■ EXERCISE REQUIREMENTS ■
- A) In the forum discussion on evaluating energy alternatives, reproduce the passage from "A properly designed" to "in your locale." word for word.
- B) Answer these questions using the forum discussion on evaluating energy alternatives:
(i) Around what head does the writer considering a hydroelectric project give?
(ii) What did that writer discover about the canal's gate at the small dam?
(iii) According to the discussion, is mortgage interest tax deductible in Canada?
- C) Go on with the forum discussion on evaluating energy alternatives, starting after its final sentence.

I thought it was logical. The truth is that the kWh to kWh costs of alternative energy sources are typically marginal, if good at all, so a 25-48.5%(ouch) bump up is HUGE. Reducing the cost by the tax that you will no longer have to pay appears to be a very important factor in the decision, so I wondered why the home solar system sellers never show you that in their comparison charts. Least I've not seen it done that way.

RE: Evaluating energy alternatives

Just make sure you include the income tax "cost of money" and any additional sales/VAT/excise taxes on the purchase and installation costs for the system.

RE: Evaluating energy alternatives

You might also want to think about the tax paid for O&M costs, which is at the same level as the energy you buy. And at the price differential between the purchase of energy and the sales of energy (which will likely be going up to pay for the equipment that the utility uses to serve your home when the solar is not available).

Yes you can play with the numbers and show whatever you want to show, but are you being realistic, or forgetting something?
I like simple and easy calculations and easy to understand results.

Have you thought about the fact that some fire departments will not go on a roof with solar panels, so your house might burn down, instead just being damaged?

What about insurance costs? Roof replacements and repairs?

RE: Evaluating energy alternatives

I just mentioned solar as an example for cost comparison, because it has been the one in vogue for years now and a lot of cost comparisons are available on the internet. Actually I'm considering a hydroelectric project. Really nice since hydro runs 24/7. Head is somewhere around 3m. Flow looks good, but I haven't got to the point where I can measure it yet. At first I thought there wasn't much flow, but then I got upstream to the canal's mouth at a small dam and discovered that the canal's gate was almost entirely closed, thereby diverting almost flow back to the river. Only a relatively small flow was actually passing into the canal. Looks like it might be a good opportunity.

RE: Evaluating energy alternatives

A properly designed solar installation has firefighters in mind. No solar installation built with a building and electrical permit in hand will render the home any more likely to burn down, or to be ignored by firefighters when it catches fire.

This analysis is an interesting problem...

The evaluation of this varies a lot depending on the tax treatment of the various costs etc. in your locale.

Let's look at a simple example: a home mortgage. Here in Canada, mortgage interest is NOT tax deductable. So the classic thing to compare is paying down your mortgage versus putting money into an investment in a registered retirement savings plan (RRSP).

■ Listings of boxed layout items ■
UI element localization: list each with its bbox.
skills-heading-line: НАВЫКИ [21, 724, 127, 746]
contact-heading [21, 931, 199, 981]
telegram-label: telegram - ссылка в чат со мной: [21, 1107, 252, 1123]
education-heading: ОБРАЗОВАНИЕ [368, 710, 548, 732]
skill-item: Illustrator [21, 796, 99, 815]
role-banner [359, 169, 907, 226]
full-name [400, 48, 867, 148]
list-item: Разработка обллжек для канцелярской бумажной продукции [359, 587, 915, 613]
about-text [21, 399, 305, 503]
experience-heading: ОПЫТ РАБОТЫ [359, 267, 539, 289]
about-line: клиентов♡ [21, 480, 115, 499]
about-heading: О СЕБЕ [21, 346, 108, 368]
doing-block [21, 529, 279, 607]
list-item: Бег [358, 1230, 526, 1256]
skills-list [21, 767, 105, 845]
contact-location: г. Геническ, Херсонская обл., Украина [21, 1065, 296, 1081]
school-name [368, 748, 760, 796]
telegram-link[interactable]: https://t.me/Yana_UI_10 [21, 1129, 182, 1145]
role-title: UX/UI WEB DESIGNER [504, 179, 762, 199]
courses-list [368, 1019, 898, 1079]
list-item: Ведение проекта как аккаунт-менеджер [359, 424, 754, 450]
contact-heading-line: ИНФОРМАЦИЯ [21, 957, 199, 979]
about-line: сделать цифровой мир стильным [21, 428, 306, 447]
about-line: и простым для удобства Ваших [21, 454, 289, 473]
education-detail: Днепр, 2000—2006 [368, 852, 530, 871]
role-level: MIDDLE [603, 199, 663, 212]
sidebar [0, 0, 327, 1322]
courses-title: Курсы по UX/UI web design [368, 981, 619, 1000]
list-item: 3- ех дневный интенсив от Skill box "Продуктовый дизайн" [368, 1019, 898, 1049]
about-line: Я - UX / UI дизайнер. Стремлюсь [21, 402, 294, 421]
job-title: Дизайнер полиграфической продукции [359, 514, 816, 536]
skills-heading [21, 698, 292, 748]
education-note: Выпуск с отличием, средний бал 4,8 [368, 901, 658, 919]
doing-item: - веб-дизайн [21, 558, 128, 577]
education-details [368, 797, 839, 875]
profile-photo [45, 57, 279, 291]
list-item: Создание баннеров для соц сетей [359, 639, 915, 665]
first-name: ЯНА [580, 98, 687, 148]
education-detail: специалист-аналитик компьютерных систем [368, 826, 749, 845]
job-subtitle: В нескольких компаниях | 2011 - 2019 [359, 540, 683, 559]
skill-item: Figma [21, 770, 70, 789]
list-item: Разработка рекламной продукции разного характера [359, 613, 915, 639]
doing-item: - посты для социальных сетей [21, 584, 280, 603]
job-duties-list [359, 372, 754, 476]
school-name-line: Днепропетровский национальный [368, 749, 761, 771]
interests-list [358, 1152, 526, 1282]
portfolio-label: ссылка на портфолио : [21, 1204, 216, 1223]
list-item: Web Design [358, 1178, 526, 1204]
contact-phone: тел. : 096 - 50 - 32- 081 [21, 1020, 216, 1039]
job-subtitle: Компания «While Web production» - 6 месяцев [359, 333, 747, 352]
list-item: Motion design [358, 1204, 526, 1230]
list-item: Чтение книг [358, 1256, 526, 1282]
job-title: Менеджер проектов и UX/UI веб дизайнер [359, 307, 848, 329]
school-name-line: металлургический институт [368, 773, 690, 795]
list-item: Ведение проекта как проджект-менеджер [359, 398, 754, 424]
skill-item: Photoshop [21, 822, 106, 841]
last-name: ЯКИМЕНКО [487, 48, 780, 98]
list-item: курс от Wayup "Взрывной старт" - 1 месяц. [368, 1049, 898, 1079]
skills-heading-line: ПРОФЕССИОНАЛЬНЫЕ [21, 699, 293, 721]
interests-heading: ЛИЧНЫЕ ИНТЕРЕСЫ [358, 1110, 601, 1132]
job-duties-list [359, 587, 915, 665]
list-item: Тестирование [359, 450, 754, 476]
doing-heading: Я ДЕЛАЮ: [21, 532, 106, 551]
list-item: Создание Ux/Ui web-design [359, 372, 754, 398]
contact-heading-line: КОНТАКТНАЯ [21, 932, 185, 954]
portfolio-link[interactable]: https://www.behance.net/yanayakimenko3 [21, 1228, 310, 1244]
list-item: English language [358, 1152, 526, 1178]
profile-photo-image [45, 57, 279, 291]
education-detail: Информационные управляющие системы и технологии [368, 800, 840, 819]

■ WRITTEN RESPONSES ■
- A)
A properly designed solar installation has firefighters in mind. No solar installation built with a building and electrical permit in hand will render the home any more likely to burn down, or to be ignored by firefighters when it catches fire.

This analysis is an interesting problem...

The evaluation of this varies a lot depending on the tax treatment of the various costs etc. in your locale.

- B)
(i) Somewhere around 3m.
(ii) It was almost entirely closed.
(iii) No, it is not tax deductible.

- C)
In case a, you pay off your mortgage with after tax money, therefore you should really be comparing paying off your mortgage against the after tax return of any other investment you can make. When I had a mortgage, it was 7.2% fixed for five years. The rate was fixed, so it was a 100% guaranteed (negative) return. There was no guaranteed investment of any kind I could make which gave me a return of 7.2% after tax, therefore paying down my mortgage was a total no-brainer. It stands to reason that if any such guaranteed investment did exist, the banks would rather put their money into that investment rather than loaning the money to you for the mortgage, instead of raising that money on the bond market...It therefore seems very unlikely to me that the math EVER makes sense to make other investments rather than paying off debt- to do otherwise is merely gambling when you have a chance to "earn" a high after-tax rate guaranteed. The smart money doesn't bet- it pays down debt!

How big a house you buy and hence how much mortgage you take on of course depends on what sort of bet you are making on the appreciation of real estate, net of the property taxes and other taxes due on sale of that real estate. Here we are charged no capital gains on the sale of our principal residence, so your home is a pretty sweet investment if you hold it long enough before sale.

In case b (what all the self-interested financial advisors tell you to do), you dump the money into the RRSP and get a tax refund for that money today- and maybe, if you're wise, you put THAT refund into paying down your mortgage. The money in your RRSP then grows tax free- until you withdraw it when you retire, at which time you pay taxes on BOTH the capital AND the interest, capital gains etc. So the RRSP isn't tax free, as many think- it's merely tax deferred. If you intend to be poor in your retirement, perhaps you will get a break on the marginal tax rate you pay at that time versus what you would have paid when you were earning- but I don't intend to be poor in retirement! The capital gains rate is favourable compared to the taxes we pay on income, so you might get a break there too. But all in all, the certainty of debt easily overcomes the uncertainty of return on any other type of investment over the duration of a mortgage. That is why the bank is loaning you the money- they know this math way better than you do!

Using the same analysis, most investments made to reduce the operating cost on your home are going to pay back quicker than you might think if you forget about taxes- but more importantly, they're going to do so with greater certainty than you can get from other investments which yield a similar return.

It gets even more interesting if you can get a feed-in tariff for the energy you produce.

Now in the US, what I imagine you really want is to buy a house which already has solar panels on the roof. The (presumably) extra cost of the home means a larger mortgage which can give you more mortgage interest to deduct...and a revenue stream or at least reduced operating costs to help you pay off that debt.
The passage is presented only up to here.